Reproduce exactly, with no other output, every line of the data below from the line containing "What's the underlying" to the end, inclusive.

* BEGIN Records supplied *

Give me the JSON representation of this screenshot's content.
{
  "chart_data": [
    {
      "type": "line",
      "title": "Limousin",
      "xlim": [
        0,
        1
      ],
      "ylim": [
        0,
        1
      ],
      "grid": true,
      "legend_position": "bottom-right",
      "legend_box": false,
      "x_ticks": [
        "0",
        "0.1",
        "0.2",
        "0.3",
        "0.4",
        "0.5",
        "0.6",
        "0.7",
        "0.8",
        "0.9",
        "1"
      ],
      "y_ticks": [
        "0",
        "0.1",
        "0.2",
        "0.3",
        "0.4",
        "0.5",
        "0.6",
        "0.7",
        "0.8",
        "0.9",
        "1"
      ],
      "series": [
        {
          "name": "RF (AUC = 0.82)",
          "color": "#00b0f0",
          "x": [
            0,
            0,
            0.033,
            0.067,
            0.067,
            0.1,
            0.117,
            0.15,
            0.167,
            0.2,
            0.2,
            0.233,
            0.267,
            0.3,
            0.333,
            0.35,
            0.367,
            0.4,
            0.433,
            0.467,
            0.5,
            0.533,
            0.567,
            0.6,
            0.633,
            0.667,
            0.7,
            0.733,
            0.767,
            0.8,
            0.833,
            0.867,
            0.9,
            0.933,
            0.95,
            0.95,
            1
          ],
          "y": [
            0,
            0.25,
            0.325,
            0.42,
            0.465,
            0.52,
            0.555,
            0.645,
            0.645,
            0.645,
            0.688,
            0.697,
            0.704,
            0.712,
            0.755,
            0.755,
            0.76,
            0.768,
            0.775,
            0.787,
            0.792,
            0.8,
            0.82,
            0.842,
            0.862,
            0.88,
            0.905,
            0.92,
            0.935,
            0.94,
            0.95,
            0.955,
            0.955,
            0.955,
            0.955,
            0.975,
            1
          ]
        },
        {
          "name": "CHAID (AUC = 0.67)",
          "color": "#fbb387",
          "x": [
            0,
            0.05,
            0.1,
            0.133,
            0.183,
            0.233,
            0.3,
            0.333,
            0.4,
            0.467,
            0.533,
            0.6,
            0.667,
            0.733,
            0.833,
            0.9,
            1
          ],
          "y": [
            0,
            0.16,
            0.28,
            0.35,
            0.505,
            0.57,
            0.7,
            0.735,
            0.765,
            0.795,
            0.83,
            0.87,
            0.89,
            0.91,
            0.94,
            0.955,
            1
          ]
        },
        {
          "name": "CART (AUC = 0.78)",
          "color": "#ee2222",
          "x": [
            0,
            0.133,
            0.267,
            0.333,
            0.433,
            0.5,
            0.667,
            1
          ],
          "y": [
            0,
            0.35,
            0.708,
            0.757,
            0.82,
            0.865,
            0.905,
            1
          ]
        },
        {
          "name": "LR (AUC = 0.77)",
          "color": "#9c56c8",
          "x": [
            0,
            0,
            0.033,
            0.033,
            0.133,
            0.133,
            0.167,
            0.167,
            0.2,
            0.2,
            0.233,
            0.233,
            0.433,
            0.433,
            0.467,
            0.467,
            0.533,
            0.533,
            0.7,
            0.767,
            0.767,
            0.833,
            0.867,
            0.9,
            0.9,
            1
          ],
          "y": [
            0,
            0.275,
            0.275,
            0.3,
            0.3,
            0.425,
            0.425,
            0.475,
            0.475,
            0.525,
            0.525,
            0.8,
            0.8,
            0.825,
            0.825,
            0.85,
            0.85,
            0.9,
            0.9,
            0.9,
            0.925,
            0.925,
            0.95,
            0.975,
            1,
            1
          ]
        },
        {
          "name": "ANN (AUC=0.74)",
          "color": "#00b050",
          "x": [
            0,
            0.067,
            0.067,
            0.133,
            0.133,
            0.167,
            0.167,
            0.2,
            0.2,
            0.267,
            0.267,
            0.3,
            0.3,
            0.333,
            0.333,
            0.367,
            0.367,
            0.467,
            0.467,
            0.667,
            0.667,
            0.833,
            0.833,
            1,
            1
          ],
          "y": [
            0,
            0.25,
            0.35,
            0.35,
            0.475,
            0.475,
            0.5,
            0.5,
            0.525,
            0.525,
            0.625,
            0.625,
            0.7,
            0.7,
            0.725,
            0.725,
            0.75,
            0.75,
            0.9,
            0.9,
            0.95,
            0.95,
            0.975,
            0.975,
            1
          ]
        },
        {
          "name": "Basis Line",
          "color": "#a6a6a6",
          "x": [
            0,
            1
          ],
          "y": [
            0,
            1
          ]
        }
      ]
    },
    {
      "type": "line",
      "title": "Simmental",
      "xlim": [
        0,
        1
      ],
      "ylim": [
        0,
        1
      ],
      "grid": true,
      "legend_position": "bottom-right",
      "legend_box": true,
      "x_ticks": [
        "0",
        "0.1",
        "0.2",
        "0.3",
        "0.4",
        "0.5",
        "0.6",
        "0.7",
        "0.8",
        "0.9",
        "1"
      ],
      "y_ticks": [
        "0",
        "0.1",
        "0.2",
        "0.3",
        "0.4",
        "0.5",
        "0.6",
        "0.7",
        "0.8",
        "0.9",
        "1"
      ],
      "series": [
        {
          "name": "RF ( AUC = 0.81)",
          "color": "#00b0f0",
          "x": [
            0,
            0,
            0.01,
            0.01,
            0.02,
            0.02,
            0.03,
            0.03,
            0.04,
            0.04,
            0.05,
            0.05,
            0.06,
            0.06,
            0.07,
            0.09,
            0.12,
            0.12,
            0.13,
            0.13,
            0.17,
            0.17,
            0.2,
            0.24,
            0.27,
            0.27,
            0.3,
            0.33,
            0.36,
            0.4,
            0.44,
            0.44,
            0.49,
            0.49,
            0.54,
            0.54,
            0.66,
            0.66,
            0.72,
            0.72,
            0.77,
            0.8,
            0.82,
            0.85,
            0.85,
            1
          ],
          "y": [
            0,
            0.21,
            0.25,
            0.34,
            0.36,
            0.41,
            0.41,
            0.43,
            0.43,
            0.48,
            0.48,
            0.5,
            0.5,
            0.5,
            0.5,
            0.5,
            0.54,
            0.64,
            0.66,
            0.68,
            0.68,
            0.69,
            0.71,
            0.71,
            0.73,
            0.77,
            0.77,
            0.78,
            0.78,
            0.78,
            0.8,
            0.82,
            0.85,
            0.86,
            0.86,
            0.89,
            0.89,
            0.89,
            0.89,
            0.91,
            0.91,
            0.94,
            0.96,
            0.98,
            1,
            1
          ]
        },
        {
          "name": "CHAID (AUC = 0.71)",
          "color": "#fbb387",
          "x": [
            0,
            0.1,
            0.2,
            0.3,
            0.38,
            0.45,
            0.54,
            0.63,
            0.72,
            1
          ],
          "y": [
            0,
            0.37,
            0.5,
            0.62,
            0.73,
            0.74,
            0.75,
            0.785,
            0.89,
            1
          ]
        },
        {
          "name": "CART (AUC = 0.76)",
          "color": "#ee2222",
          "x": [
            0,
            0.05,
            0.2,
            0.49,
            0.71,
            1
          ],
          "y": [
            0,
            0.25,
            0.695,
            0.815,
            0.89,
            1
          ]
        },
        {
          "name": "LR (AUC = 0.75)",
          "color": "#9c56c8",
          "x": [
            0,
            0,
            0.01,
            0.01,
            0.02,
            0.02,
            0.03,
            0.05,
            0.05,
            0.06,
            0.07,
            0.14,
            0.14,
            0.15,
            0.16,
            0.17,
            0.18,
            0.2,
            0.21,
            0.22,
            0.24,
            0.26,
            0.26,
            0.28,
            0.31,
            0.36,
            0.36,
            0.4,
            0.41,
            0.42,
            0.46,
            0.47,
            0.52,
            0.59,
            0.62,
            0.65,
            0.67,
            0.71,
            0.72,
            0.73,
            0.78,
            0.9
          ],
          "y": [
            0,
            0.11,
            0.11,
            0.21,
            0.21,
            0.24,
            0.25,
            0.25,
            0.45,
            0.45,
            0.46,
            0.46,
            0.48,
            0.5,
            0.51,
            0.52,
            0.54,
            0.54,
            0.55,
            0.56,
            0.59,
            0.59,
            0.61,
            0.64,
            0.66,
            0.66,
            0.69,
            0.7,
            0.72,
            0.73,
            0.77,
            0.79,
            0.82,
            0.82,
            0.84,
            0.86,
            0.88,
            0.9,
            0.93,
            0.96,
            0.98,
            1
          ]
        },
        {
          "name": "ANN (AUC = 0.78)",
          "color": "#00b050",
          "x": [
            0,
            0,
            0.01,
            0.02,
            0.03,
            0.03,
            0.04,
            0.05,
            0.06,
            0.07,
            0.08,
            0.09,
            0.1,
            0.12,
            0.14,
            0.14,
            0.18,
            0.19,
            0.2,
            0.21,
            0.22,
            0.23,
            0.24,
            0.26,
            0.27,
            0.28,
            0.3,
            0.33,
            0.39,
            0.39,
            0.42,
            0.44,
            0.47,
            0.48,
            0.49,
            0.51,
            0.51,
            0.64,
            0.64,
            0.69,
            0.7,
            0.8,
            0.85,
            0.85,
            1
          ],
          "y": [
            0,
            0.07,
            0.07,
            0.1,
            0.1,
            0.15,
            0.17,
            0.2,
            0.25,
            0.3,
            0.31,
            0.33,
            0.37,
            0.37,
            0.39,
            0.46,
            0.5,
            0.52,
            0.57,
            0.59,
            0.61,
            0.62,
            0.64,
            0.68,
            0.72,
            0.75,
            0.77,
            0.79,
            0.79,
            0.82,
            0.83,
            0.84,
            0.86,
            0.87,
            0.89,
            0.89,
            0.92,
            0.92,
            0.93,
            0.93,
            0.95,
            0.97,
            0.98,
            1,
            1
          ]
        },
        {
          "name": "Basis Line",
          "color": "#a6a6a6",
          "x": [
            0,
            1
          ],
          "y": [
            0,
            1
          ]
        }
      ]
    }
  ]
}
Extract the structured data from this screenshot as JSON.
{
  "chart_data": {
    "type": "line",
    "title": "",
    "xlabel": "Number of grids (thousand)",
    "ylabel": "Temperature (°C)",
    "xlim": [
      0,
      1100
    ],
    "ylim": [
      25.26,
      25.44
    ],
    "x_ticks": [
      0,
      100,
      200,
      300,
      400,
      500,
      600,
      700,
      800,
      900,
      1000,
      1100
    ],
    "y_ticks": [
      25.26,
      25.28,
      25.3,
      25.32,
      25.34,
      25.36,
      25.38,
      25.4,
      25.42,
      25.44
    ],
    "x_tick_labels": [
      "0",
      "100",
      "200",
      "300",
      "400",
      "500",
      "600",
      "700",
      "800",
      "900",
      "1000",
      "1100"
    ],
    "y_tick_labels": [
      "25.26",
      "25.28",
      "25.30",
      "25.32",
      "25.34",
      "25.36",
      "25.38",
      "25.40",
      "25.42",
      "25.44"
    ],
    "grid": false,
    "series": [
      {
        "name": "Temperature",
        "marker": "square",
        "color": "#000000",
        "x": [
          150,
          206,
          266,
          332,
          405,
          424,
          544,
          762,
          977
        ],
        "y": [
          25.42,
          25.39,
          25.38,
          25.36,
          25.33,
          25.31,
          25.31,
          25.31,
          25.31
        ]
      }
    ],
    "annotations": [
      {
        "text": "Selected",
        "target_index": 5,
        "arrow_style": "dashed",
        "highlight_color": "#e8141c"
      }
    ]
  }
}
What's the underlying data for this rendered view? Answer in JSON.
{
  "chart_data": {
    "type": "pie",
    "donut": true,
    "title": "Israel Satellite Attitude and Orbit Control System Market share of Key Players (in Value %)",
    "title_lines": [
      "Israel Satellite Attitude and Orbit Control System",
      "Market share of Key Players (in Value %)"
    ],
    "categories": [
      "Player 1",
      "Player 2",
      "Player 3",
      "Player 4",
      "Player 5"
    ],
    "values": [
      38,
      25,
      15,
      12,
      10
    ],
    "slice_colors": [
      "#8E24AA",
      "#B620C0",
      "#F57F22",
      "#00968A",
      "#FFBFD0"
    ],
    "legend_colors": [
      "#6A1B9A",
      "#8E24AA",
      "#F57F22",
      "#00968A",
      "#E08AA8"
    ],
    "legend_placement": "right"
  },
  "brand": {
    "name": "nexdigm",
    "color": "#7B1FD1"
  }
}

* END Records supplied *

Exercise answer
What's the underlying data for this rendered view? Answer in JSON.
{
  "chart_data": {
    "type": "pie",
    "donut": true,
    "title": "Israel Satellite Attitude and Orbit Control System Market share of Key Players (in Value %)",
    "title_lines": [
      "Israel Satellite Attitude and Orbit Control System",
      "Market share of Key Players (in Value %)"
    ],
    "categories": [
      "Player 1",
      "Player 2",
      "Player 3",
      "Player 4",
      "Player 5"
    ],
    "values": [
      38,
      25,
      15,
      12,
      10
    ],
    "slice_colors": [
      "#8E24AA",
      "#B620C0",
      "#F57F22",
      "#00968A",
      "#FFBFD0"
    ],
    "legend_colors": [
      "#6A1B9A",
      "#8E24AA",
      "#F57F22",
      "#00968A",
      "#E08AA8"
    ],
    "legend_placement": "right"
  },
  "brand": {
    "name": "nexdigm",
    "color": "#7B1FD1"
  }
}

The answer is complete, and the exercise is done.